Make an exact copy of all the entries, with the pictures left out.

>>>

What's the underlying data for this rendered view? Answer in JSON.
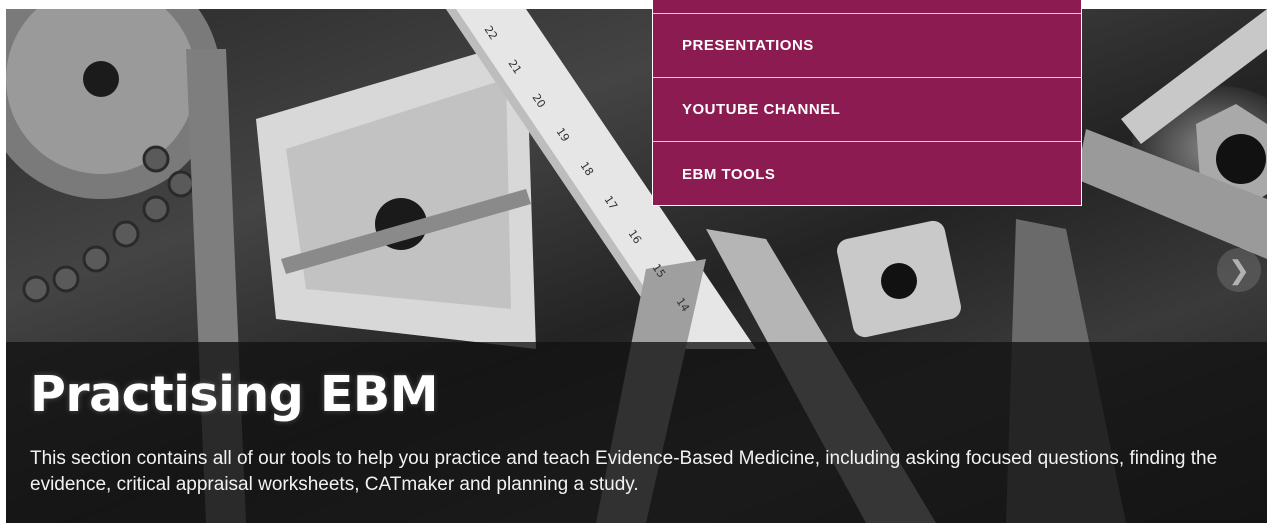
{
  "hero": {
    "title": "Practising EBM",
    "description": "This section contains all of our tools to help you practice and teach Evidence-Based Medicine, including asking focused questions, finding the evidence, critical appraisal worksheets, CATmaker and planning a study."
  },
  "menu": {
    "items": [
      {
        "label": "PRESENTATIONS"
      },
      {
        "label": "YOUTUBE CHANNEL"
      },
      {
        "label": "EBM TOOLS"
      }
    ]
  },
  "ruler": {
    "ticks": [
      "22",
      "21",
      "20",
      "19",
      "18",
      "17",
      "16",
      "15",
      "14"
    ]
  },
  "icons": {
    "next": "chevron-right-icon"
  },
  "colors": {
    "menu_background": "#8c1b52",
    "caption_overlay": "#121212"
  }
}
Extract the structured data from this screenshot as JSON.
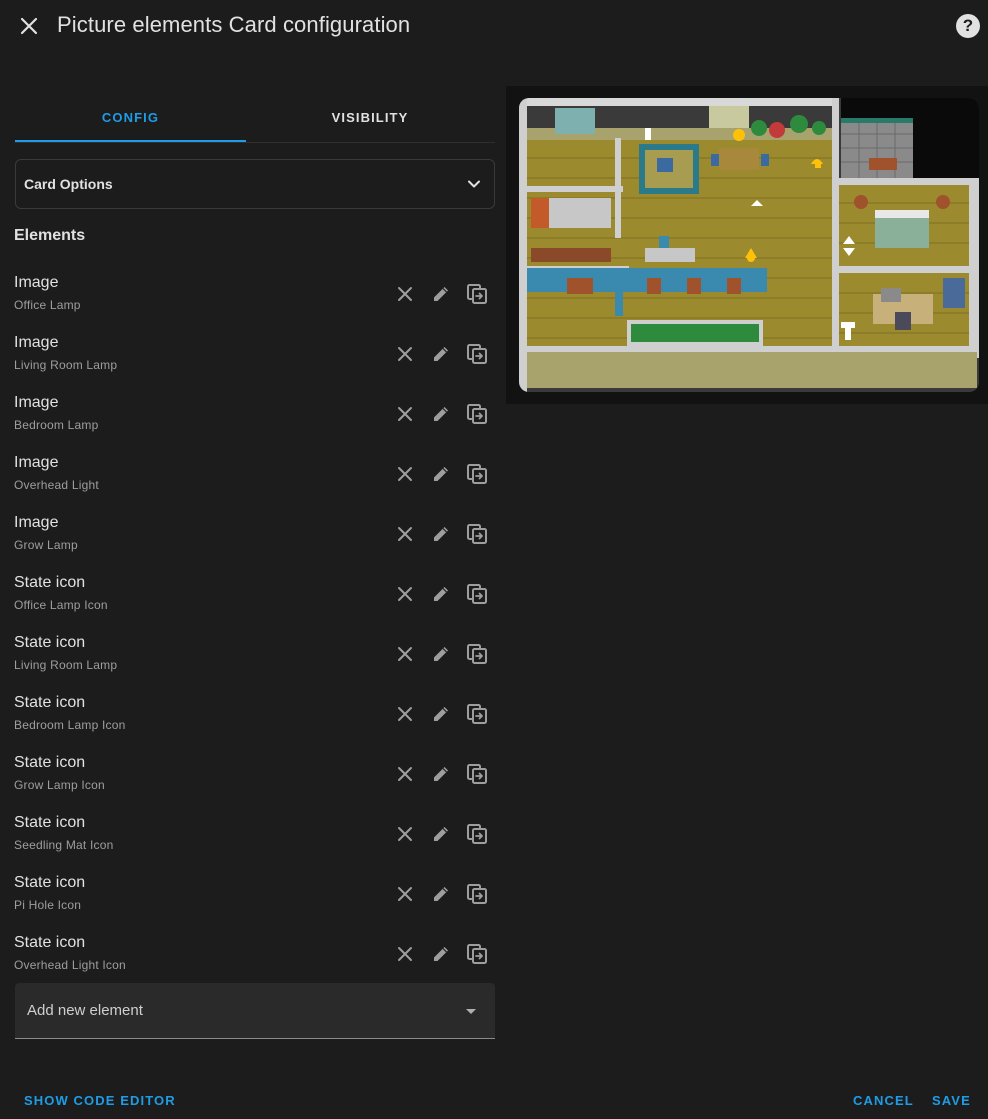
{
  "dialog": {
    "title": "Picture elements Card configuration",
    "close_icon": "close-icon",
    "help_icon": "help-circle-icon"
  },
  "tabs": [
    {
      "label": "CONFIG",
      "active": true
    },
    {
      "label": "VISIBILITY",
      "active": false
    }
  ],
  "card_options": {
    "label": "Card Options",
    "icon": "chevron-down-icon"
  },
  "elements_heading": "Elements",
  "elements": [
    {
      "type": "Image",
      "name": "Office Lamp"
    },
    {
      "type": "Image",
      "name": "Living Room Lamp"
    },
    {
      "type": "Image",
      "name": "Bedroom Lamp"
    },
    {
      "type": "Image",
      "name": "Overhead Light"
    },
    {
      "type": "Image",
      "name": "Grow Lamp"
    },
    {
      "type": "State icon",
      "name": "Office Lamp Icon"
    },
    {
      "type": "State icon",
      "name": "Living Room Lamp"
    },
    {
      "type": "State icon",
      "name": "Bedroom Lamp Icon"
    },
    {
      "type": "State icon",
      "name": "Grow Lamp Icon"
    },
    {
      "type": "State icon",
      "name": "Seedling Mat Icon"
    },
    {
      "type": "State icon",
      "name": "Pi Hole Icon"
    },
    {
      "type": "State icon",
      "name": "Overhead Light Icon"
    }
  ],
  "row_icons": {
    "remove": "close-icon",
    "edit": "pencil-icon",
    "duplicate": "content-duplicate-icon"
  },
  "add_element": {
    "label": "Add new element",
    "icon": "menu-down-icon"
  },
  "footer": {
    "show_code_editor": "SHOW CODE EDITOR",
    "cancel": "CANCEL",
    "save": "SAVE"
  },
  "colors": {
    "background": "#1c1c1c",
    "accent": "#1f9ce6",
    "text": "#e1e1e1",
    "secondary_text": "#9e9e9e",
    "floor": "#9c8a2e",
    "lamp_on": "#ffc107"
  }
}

<<<

Result:
What's the underlying data for this rendered view? Answer in JSON.
{
  "hero": {
    "title": "Practising EBM",
    "description": "This section contains all of our tools to help you practice and teach Evidence-Based Medicine, including asking focused questions, finding the evidence, critical appraisal worksheets, CATmaker and planning a study."
  },
  "menu": {
    "items": [
      {
        "label": "PRESENTATIONS"
      },
      {
        "label": "YOUTUBE CHANNEL"
      },
      {
        "label": "EBM TOOLS"
      }
    ]
  },
  "ruler": {
    "ticks": [
      "22",
      "21",
      "20",
      "19",
      "18",
      "17",
      "16",
      "15",
      "14"
    ]
  },
  "icons": {
    "next": "chevron-right-icon"
  },
  "colors": {
    "menu_background": "#8c1b52",
    "caption_overlay": "#121212"
  }
}
Extract the structured data from this screenshot as JSON.
{
  "dialog": {
    "title": "Picture elements Card configuration",
    "close_icon": "close-icon",
    "help_icon": "help-circle-icon"
  },
  "tabs": [
    {
      "label": "CONFIG",
      "active": true
    },
    {
      "label": "VISIBILITY",
      "active": false
    }
  ],
  "card_options": {
    "label": "Card Options",
    "icon": "chevron-down-icon"
  },
  "elements_heading": "Elements",
  "elements": [
    {
      "type": "Image",
      "name": "Office Lamp"
    },
    {
      "type": "Image",
      "name": "Living Room Lamp"
    },
    {
      "type": "Image",
      "name": "Bedroom Lamp"
    },
    {
      "type": "Image",
      "name": "Overhead Light"
    },
    {
      "type": "Image",
      "name": "Grow Lamp"
    },
    {
      "type": "State icon",
      "name": "Office Lamp Icon"
    },
    {
      "type": "State icon",
      "name": "Living Room Lamp"
    },
    {
      "type": "State icon",
      "name": "Bedroom Lamp Icon"
    },
    {
      "type": "State icon",
      "name": "Grow Lamp Icon"
    },
    {
      "type": "State icon",
      "name": "Seedling Mat Icon"
    },
    {
      "type": "State icon",
      "name": "Pi Hole Icon"
    },
    {
      "type": "State icon",
      "name": "Overhead Light Icon"
    }
  ],
  "row_icons": {
    "remove": "close-icon",
    "edit": "pencil-icon",
    "duplicate": "content-duplicate-icon"
  },
  "add_element": {
    "label": "Add new element",
    "icon": "menu-down-icon"
  },
  "footer": {
    "show_code_editor": "SHOW CODE EDITOR",
    "cancel": "CANCEL",
    "save": "SAVE"
  },
  "colors": {
    "background": "#1c1c1c",
    "accent": "#1f9ce6",
    "text": "#e1e1e1",
    "secondary_text": "#9e9e9e",
    "floor": "#9c8a2e",
    "lamp_on": "#ffc107"
  }
}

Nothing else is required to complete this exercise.